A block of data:
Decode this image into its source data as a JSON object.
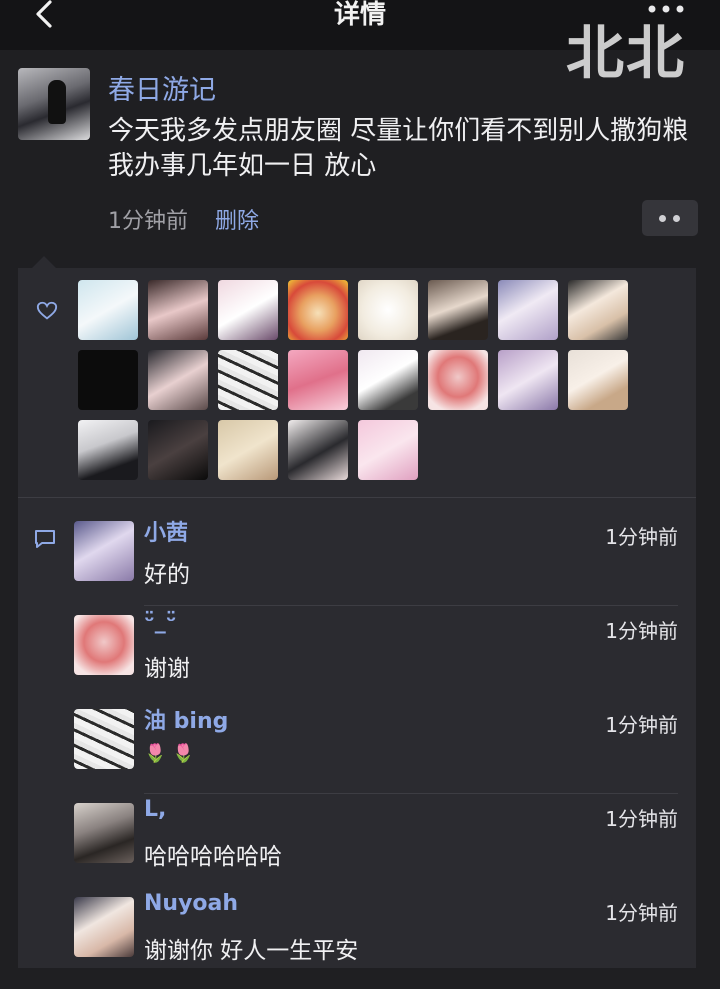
{
  "header": {
    "title": "详情",
    "watermark": "北北",
    "back_icon": "chevron-left-icon",
    "more_icon": "more-dots-icon"
  },
  "post": {
    "author": "春日游记",
    "text": "今天我多发点朋友圈 尽量让你们看不到别人撒狗粮 我办事几年如一日 放心",
    "time": "1分钟前",
    "delete_label": "删除",
    "more_icon": "more-dots-icon"
  },
  "likes": {
    "icon": "heart-icon",
    "count": 21
  },
  "comments": [
    {
      "name": "小茜",
      "time": "1分钟前",
      "text": "好的"
    },
    {
      "name": "ᵕ̈_ᵕ̈",
      "time": "1分钟前",
      "text": "谢谢"
    },
    {
      "name": "油 bing",
      "time": "1分钟前",
      "text": "🌷 🌷"
    },
    {
      "name": "L,",
      "time": "1分钟前",
      "text": "哈哈哈哈哈哈"
    },
    {
      "name": "Nuyoah",
      "time": "1分钟前",
      "text": "谢谢你 好人一生平安"
    }
  ],
  "colors": {
    "background": "#1f1f22",
    "panel": "#2b2b30",
    "link": "#8fa9e6",
    "text": "#f0f0f2",
    "muted": "#a0a0a6"
  }
}
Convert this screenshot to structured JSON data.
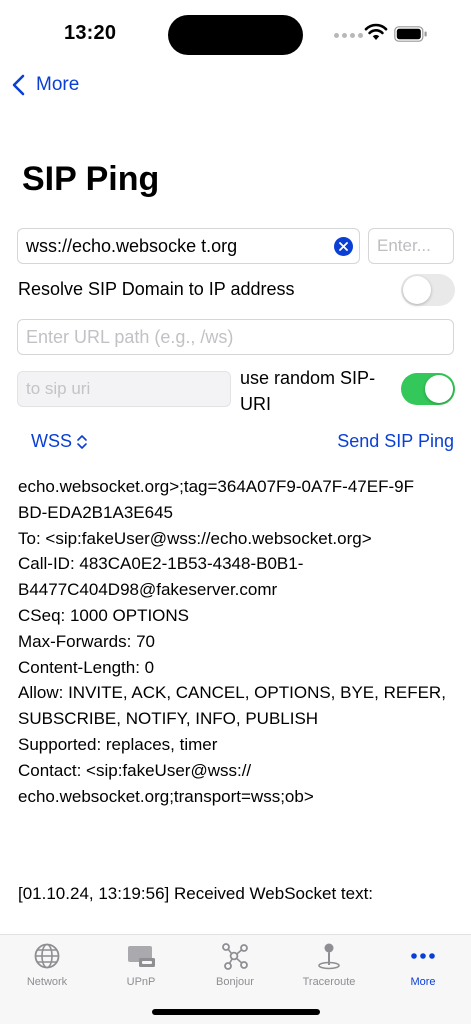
{
  "status_bar": {
    "time": "13:20"
  },
  "nav": {
    "back_label": "More"
  },
  "page": {
    "title": "SIP Ping"
  },
  "form": {
    "url_value": "wss://echo.websocke t.org",
    "port_placeholder": "Enter...",
    "resolve_label": "Resolve SIP Domain to IP address",
    "resolve_enabled": false,
    "path_placeholder": "Enter URL path (e.g., /ws)",
    "sip_uri_placeholder": "to sip uri",
    "random_label": "use random SIP-URI",
    "random_enabled": true,
    "protocol": "WSS",
    "send_label": "Send SIP Ping"
  },
  "log": {
    "lines": [
      "echo.websocket.org>;tag=364A07F9-0A7F-47EF-9F",
      "BD-EDA2B1A3E645",
      "To: <sip:fakeUser@wss://echo.websocket.org>",
      "Call-ID: 483CA0E2-1B53-4348-B0B1-",
      "B4477C404D98@fakeserver.comr",
      "CSeq: 1000 OPTIONS",
      "Max-Forwards: 70",
      "Content-Length: 0",
      "Allow: INVITE, ACK, CANCEL, OPTIONS, BYE, REFER,",
      "SUBSCRIBE, NOTIFY, INFO, PUBLISH",
      "Supported: replaces, timer",
      "Contact: <sip:fakeUser@wss://",
      "echo.websocket.org;transport=wss;ob>"
    ],
    "received": "[01.10.24, 13:19:56] Received WebSocket text:"
  },
  "tabs": [
    {
      "label": "Network",
      "icon": "globe-icon",
      "active": false
    },
    {
      "label": "UPnP",
      "icon": "upnp-device-icon",
      "active": false
    },
    {
      "label": "Bonjour",
      "icon": "bonjour-network-icon",
      "active": false
    },
    {
      "label": "Traceroute",
      "icon": "traceroute-pin-icon",
      "active": false
    },
    {
      "label": "More",
      "icon": "more-ellipsis-icon",
      "active": true
    }
  ],
  "colors": {
    "accent": "#0a3fd6",
    "toggle_on": "#34c759",
    "tab_inactive": "#8e8e93"
  }
}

* [SET EXERCISE] Repeat the lines above exactly, and keep every picture out.

* [EXERCISE ANSWER]
Decode this image into its source data as a JSON object.
{
  "header": {
    "title": "详情",
    "watermark": "北北",
    "back_icon": "chevron-left-icon",
    "more_icon": "more-dots-icon"
  },
  "post": {
    "author": "春日游记",
    "text": "今天我多发点朋友圈 尽量让你们看不到别人撒狗粮 我办事几年如一日 放心",
    "time": "1分钟前",
    "delete_label": "删除",
    "more_icon": "more-dots-icon"
  },
  "likes": {
    "icon": "heart-icon",
    "count": 21
  },
  "comments": [
    {
      "name": "小茜",
      "time": "1分钟前",
      "text": "好的"
    },
    {
      "name": "ᵕ̈_ᵕ̈",
      "time": "1分钟前",
      "text": "谢谢"
    },
    {
      "name": "油 bing",
      "time": "1分钟前",
      "text": "🌷 🌷"
    },
    {
      "name": "L,",
      "time": "1分钟前",
      "text": "哈哈哈哈哈哈"
    },
    {
      "name": "Nuyoah",
      "time": "1分钟前",
      "text": "谢谢你 好人一生平安"
    }
  ],
  "colors": {
    "background": "#1f1f22",
    "panel": "#2b2b30",
    "link": "#8fa9e6",
    "text": "#f0f0f2",
    "muted": "#a0a0a6"
  }
}
Convert this screenshot to structured JSON data.
{
  "status_bar": {
    "time": "13:20"
  },
  "nav": {
    "back_label": "More"
  },
  "page": {
    "title": "SIP Ping"
  },
  "form": {
    "url_value": "wss://echo.websocke t.org",
    "port_placeholder": "Enter...",
    "resolve_label": "Resolve SIP Domain to IP address",
    "resolve_enabled": false,
    "path_placeholder": "Enter URL path (e.g., /ws)",
    "sip_uri_placeholder": "to sip uri",
    "random_label": "use random SIP-URI",
    "random_enabled": true,
    "protocol": "WSS",
    "send_label": "Send SIP Ping"
  },
  "log": {
    "lines": [
      "echo.websocket.org>;tag=364A07F9-0A7F-47EF-9F",
      "BD-EDA2B1A3E645",
      "To: <sip:fakeUser@wss://echo.websocket.org>",
      "Call-ID: 483CA0E2-1B53-4348-B0B1-",
      "B4477C404D98@fakeserver.comr",
      "CSeq: 1000 OPTIONS",
      "Max-Forwards: 70",
      "Content-Length: 0",
      "Allow: INVITE, ACK, CANCEL, OPTIONS, BYE, REFER,",
      "SUBSCRIBE, NOTIFY, INFO, PUBLISH",
      "Supported: replaces, timer",
      "Contact: <sip:fakeUser@wss://",
      "echo.websocket.org;transport=wss;ob>"
    ],
    "received": "[01.10.24, 13:19:56] Received WebSocket text:"
  },
  "tabs": [
    {
      "label": "Network",
      "icon": "globe-icon",
      "active": false
    },
    {
      "label": "UPnP",
      "icon": "upnp-device-icon",
      "active": false
    },
    {
      "label": "Bonjour",
      "icon": "bonjour-network-icon",
      "active": false
    },
    {
      "label": "Traceroute",
      "icon": "traceroute-pin-icon",
      "active": false
    },
    {
      "label": "More",
      "icon": "more-ellipsis-icon",
      "active": true
    }
  ],
  "colors": {
    "accent": "#0a3fd6",
    "toggle_on": "#34c759",
    "tab_inactive": "#8e8e93"
  }
}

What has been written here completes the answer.